▶ _AIM OF THE TASK_: Write out every row below word for word, omitting the pictures.

▶ _Collected data entries_:
━━━━━━━━━━
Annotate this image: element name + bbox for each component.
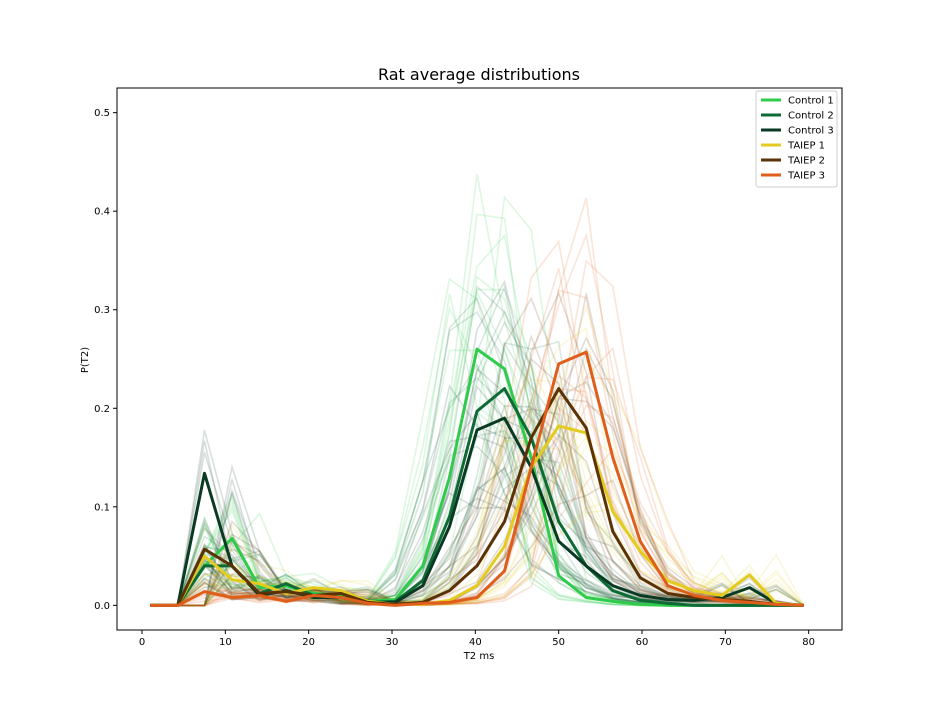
individual-trace xyxy=(150,376,804,607)
x-tick-label: 10 xyxy=(219,637,232,648)
y-axis-label: P(T2) xyxy=(80,347,91,373)
individual-trace xyxy=(150,327,804,607)
x-tick-label: 80 xyxy=(802,637,815,648)
x-axis-label: T2 ms xyxy=(463,651,495,662)
individual-trace xyxy=(150,457,804,607)
y-tick-label: 0.3 xyxy=(94,305,110,316)
legend-label: TAIEP 3 xyxy=(787,171,825,182)
individual-trace xyxy=(150,499,805,607)
x-tick-label: 50 xyxy=(552,637,565,648)
legend-label: TAIEP 1 xyxy=(787,141,825,152)
individual-trace xyxy=(150,357,805,607)
y-axis: 0.0 0.1 0.2 0.3 0.4 0.5 xyxy=(94,108,117,612)
plot-frame xyxy=(116,87,843,631)
chart-title: Rat average distributions xyxy=(378,65,580,84)
individual-trace xyxy=(150,420,805,607)
series-line xyxy=(150,424,804,607)
y-tick-label: 0.5 xyxy=(94,108,110,119)
individual-trace xyxy=(150,340,804,607)
x-tick-label: 60 xyxy=(636,637,649,648)
individual-trace xyxy=(150,466,804,607)
x-tick-label: 20 xyxy=(302,637,315,648)
individual-trace xyxy=(150,341,804,607)
legend: Control 1 Control 2 Control 3 TAIEP 1 TAIEP … xyxy=(755,90,838,188)
individual-trace xyxy=(150,447,804,607)
legend-label: TAIEP 2 xyxy=(787,156,825,167)
y-tick-label: 0.0 xyxy=(94,601,110,612)
individual-trace xyxy=(150,436,805,607)
x-axis: 0 10 20 30 40 50 60 70 80 xyxy=(139,630,815,648)
individual-trace xyxy=(150,346,804,607)
series-lines xyxy=(150,347,804,607)
series-line xyxy=(150,350,804,607)
x-tick-label: 0 xyxy=(139,637,145,648)
individual-trace xyxy=(150,485,804,607)
x-tick-label: 70 xyxy=(719,637,732,648)
y-tick-label: 0.2 xyxy=(94,404,110,415)
series-line xyxy=(150,387,804,607)
legend-label: Control 2 xyxy=(788,111,834,122)
y-tick-label: 0.1 xyxy=(94,502,110,513)
legend-label: Control 1 xyxy=(788,96,834,107)
legend-label: Control 3 xyxy=(788,126,834,137)
x-tick-label: 30 xyxy=(386,637,399,648)
y-tick-label: 0.4 xyxy=(94,207,110,218)
x-tick-label: 40 xyxy=(469,637,482,648)
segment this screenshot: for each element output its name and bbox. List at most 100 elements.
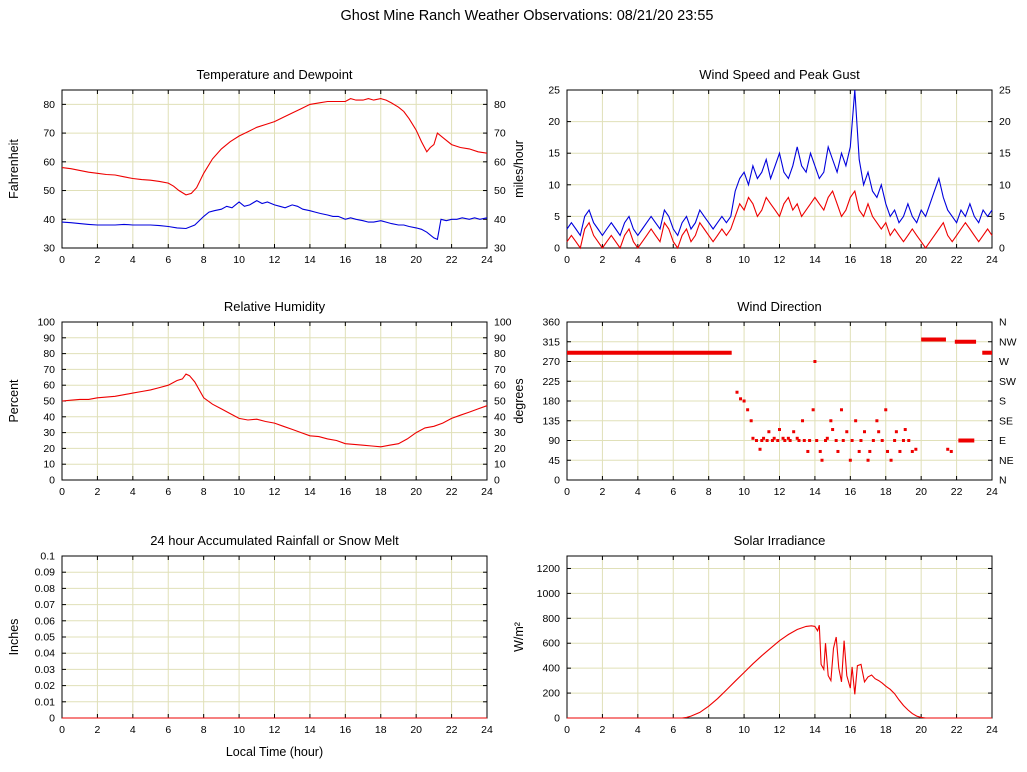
scatter-point (792, 430, 796, 434)
y-tick-label: 0.02 (35, 680, 56, 692)
x-tick-label: 16 (339, 486, 351, 498)
y-tick-label: 0 (49, 713, 55, 725)
y-tick-label: 50 (43, 396, 55, 408)
x-tick-label: 10 (233, 486, 245, 498)
x-tick-label: 14 (809, 254, 821, 266)
scatter-point (848, 458, 852, 462)
y-tick-label: 70 (43, 364, 55, 376)
x-tick-label: 24 (986, 254, 998, 266)
x-tick-label: 6 (670, 254, 676, 266)
x-tick-label: 18 (375, 724, 387, 736)
y-tick-label: 0 (554, 713, 560, 725)
y-tick-label: 0.1 (40, 551, 55, 563)
y-tick-label-right: 10 (494, 459, 506, 471)
x-tick-label: 18 (375, 254, 387, 266)
x-tick-label: 4 (130, 254, 136, 266)
scatter-point (735, 390, 739, 394)
compass-label: SW (999, 376, 1016, 388)
compass-label: NE (999, 455, 1014, 467)
scatter-point (903, 428, 907, 432)
y-axis-label: Fahrenheit (7, 139, 21, 199)
y-tick-label: 15 (548, 148, 560, 160)
scatter-point (820, 458, 824, 462)
y-tick-label: 0.04 (35, 648, 56, 660)
scatter-point (781, 436, 785, 440)
x-tick-label: 22 (446, 724, 458, 736)
x-tick-label: 22 (951, 254, 963, 266)
scatter-point (742, 399, 746, 403)
scatter-point (949, 449, 953, 453)
y-tick-label: 1200 (537, 563, 561, 575)
y-tick-label: 50 (43, 185, 55, 197)
scatter-point (898, 449, 902, 453)
series-line-temperature (61, 98, 488, 196)
x-tick-label: 24 (986, 486, 998, 498)
y-tick-label-right: 80 (494, 348, 506, 360)
x-tick-label: 20 (410, 724, 422, 736)
y-axis-label: miles/hour (512, 140, 526, 198)
scatter-point (854, 419, 858, 423)
scatter-point (850, 439, 854, 442)
scatter-point (808, 439, 812, 442)
scatter-point (751, 436, 755, 440)
y-tick-label: 60 (43, 380, 55, 392)
chart-title: Wind Speed and Peak Gust (699, 67, 860, 82)
scatter-point (786, 436, 790, 440)
x-tick-label: 4 (130, 724, 136, 736)
y-tick-label: 0 (554, 243, 560, 255)
x-tick-label: 14 (304, 724, 316, 736)
x-tick-label: 0 (59, 254, 65, 266)
x-tick-label: 2 (94, 486, 100, 498)
scatter-point (818, 449, 822, 453)
x-axis-label: Local Time (hour) (226, 745, 323, 759)
scatter-point (834, 439, 838, 442)
chart-title: Relative Humidity (224, 299, 326, 314)
y-tick-label-right: 0 (494, 475, 500, 487)
compass-label: W (999, 356, 1009, 368)
scatter-point (762, 436, 766, 440)
compass-label: N (999, 317, 1007, 329)
scatter-point (884, 408, 888, 412)
y-tick-label: 600 (542, 638, 560, 650)
y-tick-label: 400 (542, 663, 560, 675)
scatter-point (758, 447, 762, 451)
y-tick-label-right: 5 (999, 211, 1005, 223)
scatter-point (760, 439, 764, 442)
scatter-point (831, 428, 835, 432)
scatter-point (877, 430, 881, 434)
series-line-relative-humidity (61, 373, 488, 448)
x-tick-label: 20 (915, 254, 927, 266)
y-tick-label: 0.08 (35, 583, 56, 595)
y-tick-label-right: 90 (494, 332, 506, 344)
x-tick-label: 8 (706, 486, 712, 498)
y-tick-label: 200 (542, 688, 560, 700)
scatter-point (866, 458, 870, 462)
y-tick-label: 0.05 (35, 632, 56, 644)
y-tick-label-right: 20 (999, 116, 1011, 128)
scatter-point (901, 439, 905, 442)
x-tick-label: 0 (564, 724, 570, 736)
x-tick-label: 14 (809, 486, 821, 498)
y-tick-label: 360 (542, 317, 560, 329)
scatter-point (825, 436, 829, 440)
scatter-point (815, 439, 819, 442)
scatter-point (914, 447, 918, 451)
page-title: Ghost Mine Ranch Weather Observations: 0… (340, 8, 714, 24)
x-tick-label: 0 (564, 486, 570, 498)
scatter-point (811, 408, 815, 412)
x-tick-label: 4 (130, 486, 136, 498)
x-tick-label: 4 (635, 724, 641, 736)
y-tick-label: 20 (43, 443, 55, 455)
y-tick-label: 45 (548, 455, 560, 467)
y-tick-label-right: 10 (999, 179, 1011, 191)
x-tick-label: 8 (706, 254, 712, 266)
scatter-point (863, 430, 866, 434)
scatter-point (749, 419, 753, 423)
y-tick-label: 10 (43, 459, 55, 471)
y-tick-label-right: 60 (494, 156, 506, 168)
y-axis-label: W/m² (512, 622, 526, 652)
x-tick-label: 8 (201, 486, 207, 498)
━━━━━━━━━━
▶ _WORKED SOLUTION_:
Annotate this image: element name + bbox for each component.
individual-trace xyxy=(150,376,804,607)
x-tick-label: 10 xyxy=(219,637,232,648)
y-axis-label: P(T2) xyxy=(80,347,91,373)
individual-trace xyxy=(150,327,804,607)
x-tick-label: 80 xyxy=(802,637,815,648)
x-axis-label: T2 ms xyxy=(463,651,495,662)
individual-trace xyxy=(150,457,804,607)
y-tick-label: 0.3 xyxy=(94,305,110,316)
legend-label: TAIEP 3 xyxy=(787,171,825,182)
individual-trace xyxy=(150,499,805,607)
x-tick-label: 50 xyxy=(552,637,565,648)
legend-label: TAIEP 1 xyxy=(787,141,825,152)
individual-trace xyxy=(150,357,805,607)
y-axis: 0.0 0.1 0.2 0.3 0.4 0.5 xyxy=(94,108,117,612)
plot-frame xyxy=(116,87,843,631)
chart-title: Rat average distributions xyxy=(378,65,580,84)
individual-trace xyxy=(150,420,805,607)
series-line xyxy=(150,424,804,607)
y-tick-label: 0.5 xyxy=(94,108,110,119)
individual-trace xyxy=(150,340,804,607)
x-tick-label: 60 xyxy=(636,637,649,648)
individual-trace xyxy=(150,466,804,607)
x-tick-label: 20 xyxy=(302,637,315,648)
individual-trace xyxy=(150,341,804,607)
legend: Control 1 Control 2 Control 3 TAIEP 1 TAIEP … xyxy=(755,90,838,188)
individual-trace xyxy=(150,447,804,607)
legend-label: TAIEP 2 xyxy=(787,156,825,167)
y-tick-label: 0.0 xyxy=(94,601,110,612)
individual-trace xyxy=(150,436,805,607)
x-axis: 0 10 20 30 40 50 60 70 80 xyxy=(139,630,815,648)
individual-trace xyxy=(150,346,804,607)
series-lines xyxy=(150,347,804,607)
series-line xyxy=(150,350,804,607)
x-tick-label: 0 xyxy=(139,637,145,648)
individual-trace xyxy=(150,485,804,607)
x-tick-label: 70 xyxy=(719,637,732,648)
y-tick-label: 0.2 xyxy=(94,404,110,415)
series-line xyxy=(150,387,804,607)
legend-label: Control 2 xyxy=(788,111,834,122)
y-tick-label: 0.1 xyxy=(94,502,110,513)
legend-label: Control 1 xyxy=(788,96,834,107)
legend-label: Control 3 xyxy=(788,126,834,137)
x-tick-label: 30 xyxy=(386,637,399,648)
y-tick-label: 0.4 xyxy=(94,207,110,218)
x-tick-label: 40 xyxy=(469,637,482,648)
segment this screenshot: for each element output its name and bbox. List at most 100 elements.
scatter-point (792, 430, 796, 434)
y-tick-label: 0.02 (35, 680, 56, 692)
x-tick-label: 16 (339, 486, 351, 498)
y-tick-label: 0 (49, 713, 55, 725)
y-tick-label: 50 (43, 396, 55, 408)
x-tick-label: 10 (233, 486, 245, 498)
x-tick-label: 14 (809, 254, 821, 266)
scatter-point (848, 458, 852, 462)
y-tick-label: 70 (43, 364, 55, 376)
x-tick-label: 24 (986, 254, 998, 266)
x-tick-label: 6 (670, 254, 676, 266)
x-tick-label: 18 (375, 724, 387, 736)
y-tick-label: 0 (554, 713, 560, 725)
y-tick-label: 0.1 (40, 551, 55, 563)
y-tick-label-right: 10 (494, 459, 506, 471)
x-tick-label: 18 (375, 254, 387, 266)
x-tick-label: 4 (130, 254, 136, 266)
scatter-point (735, 390, 739, 394)
compass-label: SW (999, 376, 1016, 388)
compass-label: NE (999, 455, 1014, 467)
scatter-point (903, 428, 907, 432)
y-axis-label: Fahrenheit (7, 139, 21, 199)
y-tick-label: 15 (548, 148, 560, 160)
scatter-point (820, 458, 824, 462)
y-tick-label: 0.04 (35, 648, 56, 660)
scatter-point (781, 436, 785, 440)
x-tick-label: 22 (446, 724, 458, 736)
x-tick-label: 22 (951, 254, 963, 266)
scatter-point (742, 399, 746, 403)
scatter-point (949, 449, 953, 453)
y-tick-label: 1200 (537, 563, 561, 575)
y-tick-label: 50 (43, 185, 55, 197)
scatter-point (898, 449, 902, 453)
series-line-temperature (61, 98, 488, 196)
x-tick-label: 24 (986, 486, 998, 498)
y-tick-label-right: 80 (494, 348, 506, 360)
x-tick-label: 20 (410, 724, 422, 736)
y-axis-label: miles/hour (512, 140, 526, 198)
scatter-point (854, 419, 858, 423)
scatter-point (850, 439, 854, 442)
scatter-point (808, 439, 812, 442)
scatter-point (751, 436, 755, 440)
y-tick-label: 60 (43, 380, 55, 392)
chart-title: Wind Speed and Peak Gust (699, 67, 860, 82)
scatter-point (786, 436, 790, 440)
x-tick-label: 4 (130, 724, 136, 736)
y-tick-label: 0 (554, 243, 560, 255)
x-tick-label: 14 (304, 724, 316, 736)
x-tick-label: 0 (59, 254, 65, 266)
x-tick-label: 2 (94, 486, 100, 498)
scatter-point (818, 449, 822, 453)
x-axis-label: Local Time (hour) (226, 745, 323, 759)
scatter-point (834, 439, 838, 442)
chart-title: Relative Humidity (224, 299, 326, 314)
y-tick-label-right: 0 (494, 475, 500, 487)
compass-label: W (999, 356, 1009, 368)
scatter-point (762, 436, 766, 440)
compass-label: N (999, 317, 1007, 329)
scatter-point (884, 408, 888, 412)
y-tick-label: 600 (542, 638, 560, 650)
y-tick-label: 400 (542, 663, 560, 675)
scatter-point (758, 447, 762, 451)
y-tick-label-right: 5 (999, 211, 1005, 223)
scatter-point (760, 439, 764, 442)
scatter-point (831, 428, 835, 432)
scatter-point (877, 430, 881, 434)
series-line-relative-humidity (61, 373, 488, 448)
x-tick-label: 20 (915, 254, 927, 266)
y-tick-label: 0.08 (35, 583, 56, 595)
y-tick-label-right: 90 (494, 332, 506, 344)
x-tick-label: 8 (706, 486, 712, 498)
y-tick-label: 200 (542, 688, 560, 700)
scatter-point (866, 458, 870, 462)
y-tick-label: 0.05 (35, 632, 56, 644)
y-tick-label-right: 20 (999, 116, 1011, 128)
scatter-point (901, 439, 905, 442)
x-tick-label: 0 (564, 724, 570, 736)
x-tick-label: 14 (809, 486, 821, 498)
y-tick-label: 360 (542, 317, 560, 329)
scatter-point (825, 436, 829, 440)
scatter-point (815, 439, 819, 442)
scatter-point (914, 447, 918, 451)
page-title: Ghost Mine Ranch Weather Observations: 0… (340, 8, 714, 24)
x-tick-label: 0 (564, 486, 570, 498)
scatter-point (811, 408, 815, 412)
x-tick-label: 4 (130, 486, 136, 498)
x-tick-label: 4 (635, 724, 641, 736)
y-tick-label: 20 (43, 443, 55, 455)
y-tick-label: 45 (548, 455, 560, 467)
y-tick-label-right: 10 (999, 179, 1011, 191)
x-tick-label: 8 (706, 254, 712, 266)
scatter-point (863, 430, 866, 434)
scatter-point (749, 419, 753, 423)
y-tick-label: 10 (43, 459, 55, 471)
y-tick-label-right: 60 (494, 156, 506, 168)
y-axis-label: W/m² (512, 622, 526, 652)
x-tick-label: 8 (201, 486, 207, 498)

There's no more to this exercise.